+++ Given data +++

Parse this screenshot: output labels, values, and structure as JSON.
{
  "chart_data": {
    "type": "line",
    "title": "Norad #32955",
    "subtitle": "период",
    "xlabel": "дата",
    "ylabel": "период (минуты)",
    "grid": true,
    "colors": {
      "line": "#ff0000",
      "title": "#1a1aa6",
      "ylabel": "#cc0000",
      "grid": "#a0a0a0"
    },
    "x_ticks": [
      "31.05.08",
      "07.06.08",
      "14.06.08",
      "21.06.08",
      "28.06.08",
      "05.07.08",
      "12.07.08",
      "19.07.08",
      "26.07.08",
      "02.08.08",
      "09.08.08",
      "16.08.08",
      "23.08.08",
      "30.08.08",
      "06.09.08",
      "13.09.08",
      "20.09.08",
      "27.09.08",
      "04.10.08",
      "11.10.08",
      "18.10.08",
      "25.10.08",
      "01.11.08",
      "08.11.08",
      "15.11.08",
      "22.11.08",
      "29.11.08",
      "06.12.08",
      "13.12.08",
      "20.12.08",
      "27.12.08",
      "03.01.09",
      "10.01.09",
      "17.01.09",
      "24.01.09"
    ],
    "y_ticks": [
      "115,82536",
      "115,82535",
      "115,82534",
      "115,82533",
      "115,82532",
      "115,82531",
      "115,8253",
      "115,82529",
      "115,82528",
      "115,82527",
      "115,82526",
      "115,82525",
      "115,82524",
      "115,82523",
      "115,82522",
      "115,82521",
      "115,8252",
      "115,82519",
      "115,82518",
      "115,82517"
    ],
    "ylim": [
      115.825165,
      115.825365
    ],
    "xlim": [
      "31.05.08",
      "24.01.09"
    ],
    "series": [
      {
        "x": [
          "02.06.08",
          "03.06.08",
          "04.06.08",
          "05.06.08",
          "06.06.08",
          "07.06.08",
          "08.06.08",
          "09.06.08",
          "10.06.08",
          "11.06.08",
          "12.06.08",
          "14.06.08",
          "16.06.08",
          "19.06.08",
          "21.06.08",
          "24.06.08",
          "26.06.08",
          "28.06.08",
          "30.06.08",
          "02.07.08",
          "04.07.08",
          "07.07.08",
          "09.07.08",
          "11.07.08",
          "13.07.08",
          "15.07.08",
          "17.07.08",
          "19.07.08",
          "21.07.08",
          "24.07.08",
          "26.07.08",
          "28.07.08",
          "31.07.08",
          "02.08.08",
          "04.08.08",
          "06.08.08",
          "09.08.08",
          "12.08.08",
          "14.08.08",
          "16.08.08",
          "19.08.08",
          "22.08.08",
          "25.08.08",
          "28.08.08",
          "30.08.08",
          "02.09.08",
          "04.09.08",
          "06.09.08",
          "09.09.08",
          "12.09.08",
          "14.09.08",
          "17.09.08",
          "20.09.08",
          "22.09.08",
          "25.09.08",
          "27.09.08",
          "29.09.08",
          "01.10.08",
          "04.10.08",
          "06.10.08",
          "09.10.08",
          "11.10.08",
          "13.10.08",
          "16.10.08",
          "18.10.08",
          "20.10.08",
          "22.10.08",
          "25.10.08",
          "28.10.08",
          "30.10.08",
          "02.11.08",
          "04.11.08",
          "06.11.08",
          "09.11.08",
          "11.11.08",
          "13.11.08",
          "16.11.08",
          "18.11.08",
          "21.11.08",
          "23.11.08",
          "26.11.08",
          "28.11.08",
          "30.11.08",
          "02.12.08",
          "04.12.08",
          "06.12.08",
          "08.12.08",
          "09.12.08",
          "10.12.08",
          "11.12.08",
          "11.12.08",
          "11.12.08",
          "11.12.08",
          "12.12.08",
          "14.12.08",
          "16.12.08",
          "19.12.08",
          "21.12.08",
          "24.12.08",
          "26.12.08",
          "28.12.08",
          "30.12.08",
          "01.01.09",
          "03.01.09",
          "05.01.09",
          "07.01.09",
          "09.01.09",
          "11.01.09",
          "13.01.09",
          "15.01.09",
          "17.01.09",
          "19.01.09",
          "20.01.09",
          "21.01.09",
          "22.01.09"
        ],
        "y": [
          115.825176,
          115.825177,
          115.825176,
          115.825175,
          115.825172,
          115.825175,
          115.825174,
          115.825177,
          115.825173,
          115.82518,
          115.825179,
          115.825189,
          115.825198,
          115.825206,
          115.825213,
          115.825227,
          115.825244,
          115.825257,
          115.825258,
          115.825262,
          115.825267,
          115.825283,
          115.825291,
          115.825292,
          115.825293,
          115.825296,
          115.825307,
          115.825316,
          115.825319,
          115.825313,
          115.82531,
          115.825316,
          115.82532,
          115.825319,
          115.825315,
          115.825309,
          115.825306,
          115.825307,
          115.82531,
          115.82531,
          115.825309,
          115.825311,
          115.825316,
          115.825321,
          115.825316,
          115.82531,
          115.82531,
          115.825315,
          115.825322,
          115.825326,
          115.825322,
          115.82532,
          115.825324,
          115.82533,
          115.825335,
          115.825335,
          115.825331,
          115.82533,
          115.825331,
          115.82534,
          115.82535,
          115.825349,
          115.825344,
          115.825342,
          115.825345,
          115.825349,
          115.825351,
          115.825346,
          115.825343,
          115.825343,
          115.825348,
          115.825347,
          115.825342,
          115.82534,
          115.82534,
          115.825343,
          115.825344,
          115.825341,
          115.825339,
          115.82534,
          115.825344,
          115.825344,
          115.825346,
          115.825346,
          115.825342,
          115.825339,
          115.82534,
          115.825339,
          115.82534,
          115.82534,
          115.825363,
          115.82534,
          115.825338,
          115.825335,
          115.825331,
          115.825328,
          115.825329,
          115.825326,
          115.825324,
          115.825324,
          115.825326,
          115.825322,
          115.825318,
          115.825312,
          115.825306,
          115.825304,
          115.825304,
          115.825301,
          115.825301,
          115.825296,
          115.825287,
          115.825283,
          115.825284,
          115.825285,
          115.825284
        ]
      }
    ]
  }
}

+++

• [Task instructions] Copy each line of the data exactly, leaving nothing out.

• [Reply]
Parse this screenshot: output labels, values, and structure as JSON.
{
  "chart_data": {
    "type": "line",
    "title": "Norad #32955",
    "subtitle": "период",
    "xlabel": "дата",
    "ylabel": "период (минуты)",
    "grid": true,
    "colors": {
      "line": "#ff0000",
      "title": "#1a1aa6",
      "ylabel": "#cc0000",
      "grid": "#a0a0a0"
    },
    "x_ticks": [
      "31.05.08",
      "07.06.08",
      "14.06.08",
      "21.06.08",
      "28.06.08",
      "05.07.08",
      "12.07.08",
      "19.07.08",
      "26.07.08",
      "02.08.08",
      "09.08.08",
      "16.08.08",
      "23.08.08",
      "30.08.08",
      "06.09.08",
      "13.09.08",
      "20.09.08",
      "27.09.08",
      "04.10.08",
      "11.10.08",
      "18.10.08",
      "25.10.08",
      "01.11.08",
      "08.11.08",
      "15.11.08",
      "22.11.08",
      "29.11.08",
      "06.12.08",
      "13.12.08",
      "20.12.08",
      "27.12.08",
      "03.01.09",
      "10.01.09",
      "17.01.09",
      "24.01.09"
    ],
    "y_ticks": [
      "115,82536",
      "115,82535",
      "115,82534",
      "115,82533",
      "115,82532",
      "115,82531",
      "115,8253",
      "115,82529",
      "115,82528",
      "115,82527",
      "115,82526",
      "115,82525",
      "115,82524",
      "115,82523",
      "115,82522",
      "115,82521",
      "115,8252",
      "115,82519",
      "115,82518",
      "115,82517"
    ],
    "ylim": [
      115.825165,
      115.825365
    ],
    "xlim": [
      "31.05.08",
      "24.01.09"
    ],
    "series": [
      {
        "x": [
          "02.06.08",
          "03.06.08",
          "04.06.08",
          "05.06.08",
          "06.06.08",
          "07.06.08",
          "08.06.08",
          "09.06.08",
          "10.06.08",
          "11.06.08",
          "12.06.08",
          "14.06.08",
          "16.06.08",
          "19.06.08",
          "21.06.08",
          "24.06.08",
          "26.06.08",
          "28.06.08",
          "30.06.08",
          "02.07.08",
          "04.07.08",
          "07.07.08",
          "09.07.08",
          "11.07.08",
          "13.07.08",
          "15.07.08",
          "17.07.08",
          "19.07.08",
          "21.07.08",
          "24.07.08",
          "26.07.08",
          "28.07.08",
          "31.07.08",
          "02.08.08",
          "04.08.08",
          "06.08.08",
          "09.08.08",
          "12.08.08",
          "14.08.08",
          "16.08.08",
          "19.08.08",
          "22.08.08",
          "25.08.08",
          "28.08.08",
          "30.08.08",
          "02.09.08",
          "04.09.08",
          "06.09.08",
          "09.09.08",
          "12.09.08",
          "14.09.08",
          "17.09.08",
          "20.09.08",
          "22.09.08",
          "25.09.08",
          "27.09.08",
          "29.09.08",
          "01.10.08",
          "04.10.08",
          "06.10.08",
          "09.10.08",
          "11.10.08",
          "13.10.08",
          "16.10.08",
          "18.10.08",
          "20.10.08",
          "22.10.08",
          "25.10.08",
          "28.10.08",
          "30.10.08",
          "02.11.08",
          "04.11.08",
          "06.11.08",
          "09.11.08",
          "11.11.08",
          "13.11.08",
          "16.11.08",
          "18.11.08",
          "21.11.08",
          "23.11.08",
          "26.11.08",
          "28.11.08",
          "30.11.08",
          "02.12.08",
          "04.12.08",
          "06.12.08",
          "08.12.08",
          "09.12.08",
          "10.12.08",
          "11.12.08",
          "11.12.08",
          "11.12.08",
          "11.12.08",
          "12.12.08",
          "14.12.08",
          "16.12.08",
          "19.12.08",
          "21.12.08",
          "24.12.08",
          "26.12.08",
          "28.12.08",
          "30.12.08",
          "01.01.09",
          "03.01.09",
          "05.01.09",
          "07.01.09",
          "09.01.09",
          "11.01.09",
          "13.01.09",
          "15.01.09",
          "17.01.09",
          "19.01.09",
          "20.01.09",
          "21.01.09",
          "22.01.09"
        ],
        "y": [
          115.825176,
          115.825177,
          115.825176,
          115.825175,
          115.825172,
          115.825175,
          115.825174,
          115.825177,
          115.825173,
          115.82518,
          115.825179,
          115.825189,
          115.825198,
          115.825206,
          115.825213,
          115.825227,
          115.825244,
          115.825257,
          115.825258,
          115.825262,
          115.825267,
          115.825283,
          115.825291,
          115.825292,
          115.825293,
          115.825296,
          115.825307,
          115.825316,
          115.825319,
          115.825313,
          115.82531,
          115.825316,
          115.82532,
          115.825319,
          115.825315,
          115.825309,
          115.825306,
          115.825307,
          115.82531,
          115.82531,
          115.825309,
          115.825311,
          115.825316,
          115.825321,
          115.825316,
          115.82531,
          115.82531,
          115.825315,
          115.825322,
          115.825326,
          115.825322,
          115.82532,
          115.825324,
          115.82533,
          115.825335,
          115.825335,
          115.825331,
          115.82533,
          115.825331,
          115.82534,
          115.82535,
          115.825349,
          115.825344,
          115.825342,
          115.825345,
          115.825349,
          115.825351,
          115.825346,
          115.825343,
          115.825343,
          115.825348,
          115.825347,
          115.825342,
          115.82534,
          115.82534,
          115.825343,
          115.825344,
          115.825341,
          115.825339,
          115.82534,
          115.825344,
          115.825344,
          115.825346,
          115.825346,
          115.825342,
          115.825339,
          115.82534,
          115.825339,
          115.82534,
          115.82534,
          115.825363,
          115.82534,
          115.825338,
          115.825335,
          115.825331,
          115.825328,
          115.825329,
          115.825326,
          115.825324,
          115.825324,
          115.825326,
          115.825322,
          115.825318,
          115.825312,
          115.825306,
          115.825304,
          115.825304,
          115.825301,
          115.825301,
          115.825296,
          115.825287,
          115.825283,
          115.825284,
          115.825285,
          115.825284
        ]
      }
    ]
  }
}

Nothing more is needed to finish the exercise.